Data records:

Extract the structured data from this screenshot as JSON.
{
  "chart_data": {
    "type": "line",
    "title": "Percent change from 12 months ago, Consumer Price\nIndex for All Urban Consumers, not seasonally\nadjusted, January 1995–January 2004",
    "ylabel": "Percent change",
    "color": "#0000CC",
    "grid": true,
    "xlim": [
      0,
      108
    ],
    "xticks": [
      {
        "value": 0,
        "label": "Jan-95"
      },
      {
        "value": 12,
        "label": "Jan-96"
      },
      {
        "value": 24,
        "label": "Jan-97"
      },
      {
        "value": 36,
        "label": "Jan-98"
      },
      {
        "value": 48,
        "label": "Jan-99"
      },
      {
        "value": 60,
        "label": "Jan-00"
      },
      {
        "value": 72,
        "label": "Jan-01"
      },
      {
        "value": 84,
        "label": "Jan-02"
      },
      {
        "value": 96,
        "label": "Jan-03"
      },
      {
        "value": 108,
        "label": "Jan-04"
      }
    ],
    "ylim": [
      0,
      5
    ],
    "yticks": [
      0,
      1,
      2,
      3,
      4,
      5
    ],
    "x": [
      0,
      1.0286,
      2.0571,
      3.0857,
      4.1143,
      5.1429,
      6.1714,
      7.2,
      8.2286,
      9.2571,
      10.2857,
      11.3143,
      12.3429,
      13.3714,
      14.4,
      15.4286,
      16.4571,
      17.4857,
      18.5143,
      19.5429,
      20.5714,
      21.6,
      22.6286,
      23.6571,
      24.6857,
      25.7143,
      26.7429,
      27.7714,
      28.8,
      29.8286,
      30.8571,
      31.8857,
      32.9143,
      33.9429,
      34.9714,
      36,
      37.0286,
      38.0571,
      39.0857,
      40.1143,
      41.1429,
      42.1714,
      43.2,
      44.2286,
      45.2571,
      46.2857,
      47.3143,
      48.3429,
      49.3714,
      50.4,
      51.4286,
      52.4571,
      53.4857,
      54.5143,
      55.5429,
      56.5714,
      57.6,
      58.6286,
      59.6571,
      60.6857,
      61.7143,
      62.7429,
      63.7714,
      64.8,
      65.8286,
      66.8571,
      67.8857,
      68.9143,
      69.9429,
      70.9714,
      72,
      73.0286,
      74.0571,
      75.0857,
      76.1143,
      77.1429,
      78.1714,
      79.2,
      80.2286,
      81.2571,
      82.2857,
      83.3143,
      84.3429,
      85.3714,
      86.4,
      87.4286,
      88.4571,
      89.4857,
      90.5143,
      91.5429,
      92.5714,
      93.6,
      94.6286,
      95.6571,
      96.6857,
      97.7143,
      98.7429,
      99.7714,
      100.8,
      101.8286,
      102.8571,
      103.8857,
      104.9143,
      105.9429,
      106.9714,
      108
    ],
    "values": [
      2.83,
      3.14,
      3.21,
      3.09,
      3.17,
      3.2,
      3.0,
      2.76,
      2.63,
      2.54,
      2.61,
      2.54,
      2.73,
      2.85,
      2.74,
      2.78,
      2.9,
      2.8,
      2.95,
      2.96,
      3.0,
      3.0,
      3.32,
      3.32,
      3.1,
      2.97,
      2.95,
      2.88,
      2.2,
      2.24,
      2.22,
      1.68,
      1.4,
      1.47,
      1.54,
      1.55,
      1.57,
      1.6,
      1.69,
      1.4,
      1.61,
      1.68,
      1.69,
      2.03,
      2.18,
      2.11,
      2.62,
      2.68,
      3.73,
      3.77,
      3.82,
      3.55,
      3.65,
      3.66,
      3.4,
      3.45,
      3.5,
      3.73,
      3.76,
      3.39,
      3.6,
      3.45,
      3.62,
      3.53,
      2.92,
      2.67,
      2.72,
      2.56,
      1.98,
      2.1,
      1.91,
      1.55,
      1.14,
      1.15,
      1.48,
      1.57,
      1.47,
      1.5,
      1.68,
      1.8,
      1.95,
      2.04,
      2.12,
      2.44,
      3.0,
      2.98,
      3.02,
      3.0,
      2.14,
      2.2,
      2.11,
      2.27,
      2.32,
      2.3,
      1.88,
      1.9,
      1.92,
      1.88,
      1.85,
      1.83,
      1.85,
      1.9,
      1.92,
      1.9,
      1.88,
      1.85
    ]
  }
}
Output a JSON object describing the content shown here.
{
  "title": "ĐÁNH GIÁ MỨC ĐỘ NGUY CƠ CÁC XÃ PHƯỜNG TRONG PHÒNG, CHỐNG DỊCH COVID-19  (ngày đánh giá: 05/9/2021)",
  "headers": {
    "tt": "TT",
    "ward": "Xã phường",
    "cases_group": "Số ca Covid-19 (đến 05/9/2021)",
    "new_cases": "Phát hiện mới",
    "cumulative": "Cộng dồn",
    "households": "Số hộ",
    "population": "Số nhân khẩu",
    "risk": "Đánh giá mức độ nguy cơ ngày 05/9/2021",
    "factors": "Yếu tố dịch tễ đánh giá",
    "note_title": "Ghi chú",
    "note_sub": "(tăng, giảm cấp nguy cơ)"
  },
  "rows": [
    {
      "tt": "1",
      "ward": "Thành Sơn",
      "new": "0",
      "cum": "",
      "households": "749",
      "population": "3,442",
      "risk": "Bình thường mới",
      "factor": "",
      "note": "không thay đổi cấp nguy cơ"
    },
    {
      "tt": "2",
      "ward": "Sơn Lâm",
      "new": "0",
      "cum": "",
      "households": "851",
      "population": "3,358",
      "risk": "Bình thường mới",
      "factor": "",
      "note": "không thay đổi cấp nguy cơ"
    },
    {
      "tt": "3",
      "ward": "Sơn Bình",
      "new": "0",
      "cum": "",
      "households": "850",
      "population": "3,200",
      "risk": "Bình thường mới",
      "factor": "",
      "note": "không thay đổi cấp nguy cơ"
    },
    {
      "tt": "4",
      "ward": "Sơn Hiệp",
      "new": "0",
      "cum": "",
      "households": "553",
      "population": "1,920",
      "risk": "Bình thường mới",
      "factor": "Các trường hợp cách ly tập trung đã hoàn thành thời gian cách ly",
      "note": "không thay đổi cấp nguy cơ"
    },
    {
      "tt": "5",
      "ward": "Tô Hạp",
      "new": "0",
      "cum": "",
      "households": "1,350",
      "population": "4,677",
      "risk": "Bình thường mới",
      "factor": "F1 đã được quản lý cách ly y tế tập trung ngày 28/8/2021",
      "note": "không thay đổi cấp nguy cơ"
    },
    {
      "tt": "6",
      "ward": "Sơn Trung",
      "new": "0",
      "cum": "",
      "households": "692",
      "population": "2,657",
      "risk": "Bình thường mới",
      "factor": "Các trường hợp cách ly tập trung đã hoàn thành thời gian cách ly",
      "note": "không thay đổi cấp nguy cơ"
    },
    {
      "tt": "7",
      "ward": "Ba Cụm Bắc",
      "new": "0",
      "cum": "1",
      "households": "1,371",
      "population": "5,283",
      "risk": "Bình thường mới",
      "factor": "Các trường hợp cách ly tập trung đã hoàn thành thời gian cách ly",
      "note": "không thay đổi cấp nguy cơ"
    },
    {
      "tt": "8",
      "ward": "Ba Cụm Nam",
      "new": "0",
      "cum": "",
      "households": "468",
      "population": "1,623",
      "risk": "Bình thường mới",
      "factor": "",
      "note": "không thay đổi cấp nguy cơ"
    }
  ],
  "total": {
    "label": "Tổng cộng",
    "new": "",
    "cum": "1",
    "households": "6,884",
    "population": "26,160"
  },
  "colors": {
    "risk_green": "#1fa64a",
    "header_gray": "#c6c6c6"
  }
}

Given task -
Check each line of the records for the word "from", and show the lines that contain it.

Solution for this problem -
Extract the structured data from this screenshot as JSON.
    "title": "Percent change from 12 months ago, Consumer Price\nIndex for All Urban Consumers, not seasonally\nadjusted, January 1995–January 2004",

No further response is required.